## WHAT YOU WILL DO
How many lines of the records below contain the string "工件容积"? Reply with the number only.

## AVAILABLE DATA
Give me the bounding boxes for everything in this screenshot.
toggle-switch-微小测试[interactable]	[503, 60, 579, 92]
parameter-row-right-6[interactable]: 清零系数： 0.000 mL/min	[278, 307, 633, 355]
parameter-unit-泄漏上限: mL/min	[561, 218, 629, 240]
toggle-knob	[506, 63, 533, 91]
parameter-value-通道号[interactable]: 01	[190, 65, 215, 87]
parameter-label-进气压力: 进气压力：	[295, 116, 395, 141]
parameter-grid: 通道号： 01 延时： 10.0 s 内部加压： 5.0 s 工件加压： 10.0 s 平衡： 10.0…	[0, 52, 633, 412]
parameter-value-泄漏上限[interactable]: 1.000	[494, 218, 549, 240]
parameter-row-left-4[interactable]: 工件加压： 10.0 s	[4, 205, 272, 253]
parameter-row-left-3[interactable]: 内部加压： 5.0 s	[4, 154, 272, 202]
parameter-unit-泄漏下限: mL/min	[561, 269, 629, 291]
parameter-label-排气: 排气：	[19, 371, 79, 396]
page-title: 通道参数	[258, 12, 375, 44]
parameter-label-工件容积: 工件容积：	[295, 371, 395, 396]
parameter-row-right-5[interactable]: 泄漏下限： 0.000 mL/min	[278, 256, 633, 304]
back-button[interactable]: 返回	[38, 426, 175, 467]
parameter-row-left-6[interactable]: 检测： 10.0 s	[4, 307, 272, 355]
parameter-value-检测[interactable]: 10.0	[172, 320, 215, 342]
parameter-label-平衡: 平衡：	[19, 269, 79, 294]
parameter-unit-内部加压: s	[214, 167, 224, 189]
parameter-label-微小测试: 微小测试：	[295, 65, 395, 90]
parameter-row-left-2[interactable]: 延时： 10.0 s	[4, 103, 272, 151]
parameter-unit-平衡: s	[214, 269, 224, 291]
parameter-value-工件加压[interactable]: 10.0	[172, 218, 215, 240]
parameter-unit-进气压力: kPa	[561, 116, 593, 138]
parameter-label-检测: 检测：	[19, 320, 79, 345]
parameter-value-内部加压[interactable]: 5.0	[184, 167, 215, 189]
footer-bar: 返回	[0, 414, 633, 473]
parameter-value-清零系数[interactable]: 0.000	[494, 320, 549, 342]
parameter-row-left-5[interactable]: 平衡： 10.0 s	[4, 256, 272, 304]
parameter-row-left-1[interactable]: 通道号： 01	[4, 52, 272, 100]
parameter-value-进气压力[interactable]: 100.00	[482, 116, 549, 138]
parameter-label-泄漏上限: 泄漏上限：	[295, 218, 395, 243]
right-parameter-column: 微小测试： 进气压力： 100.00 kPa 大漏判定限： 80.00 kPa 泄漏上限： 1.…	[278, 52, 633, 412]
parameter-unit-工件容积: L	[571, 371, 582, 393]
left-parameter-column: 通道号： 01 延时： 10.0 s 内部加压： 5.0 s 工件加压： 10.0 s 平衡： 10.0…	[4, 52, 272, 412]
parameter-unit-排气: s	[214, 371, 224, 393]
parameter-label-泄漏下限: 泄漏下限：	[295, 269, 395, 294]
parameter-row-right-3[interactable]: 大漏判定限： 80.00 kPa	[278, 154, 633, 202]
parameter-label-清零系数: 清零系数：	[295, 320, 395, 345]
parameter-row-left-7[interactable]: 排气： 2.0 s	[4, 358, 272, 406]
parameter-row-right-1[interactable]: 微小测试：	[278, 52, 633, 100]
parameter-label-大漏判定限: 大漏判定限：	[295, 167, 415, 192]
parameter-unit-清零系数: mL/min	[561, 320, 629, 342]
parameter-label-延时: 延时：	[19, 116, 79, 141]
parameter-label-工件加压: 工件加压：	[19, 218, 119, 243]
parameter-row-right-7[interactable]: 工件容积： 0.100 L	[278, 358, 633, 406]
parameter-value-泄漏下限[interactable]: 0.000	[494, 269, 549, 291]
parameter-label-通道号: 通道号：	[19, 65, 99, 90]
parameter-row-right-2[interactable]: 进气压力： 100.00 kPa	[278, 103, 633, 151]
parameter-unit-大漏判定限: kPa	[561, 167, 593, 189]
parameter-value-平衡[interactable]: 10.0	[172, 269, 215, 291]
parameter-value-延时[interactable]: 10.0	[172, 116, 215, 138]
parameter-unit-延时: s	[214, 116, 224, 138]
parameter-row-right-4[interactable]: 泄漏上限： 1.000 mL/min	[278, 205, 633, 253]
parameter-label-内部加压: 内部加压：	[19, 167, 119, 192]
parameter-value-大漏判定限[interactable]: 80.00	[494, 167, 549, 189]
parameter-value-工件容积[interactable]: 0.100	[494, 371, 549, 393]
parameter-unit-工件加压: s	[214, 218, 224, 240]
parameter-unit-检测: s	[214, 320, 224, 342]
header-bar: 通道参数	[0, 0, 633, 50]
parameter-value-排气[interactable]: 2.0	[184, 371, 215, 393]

## EXERCISE ANSWER
4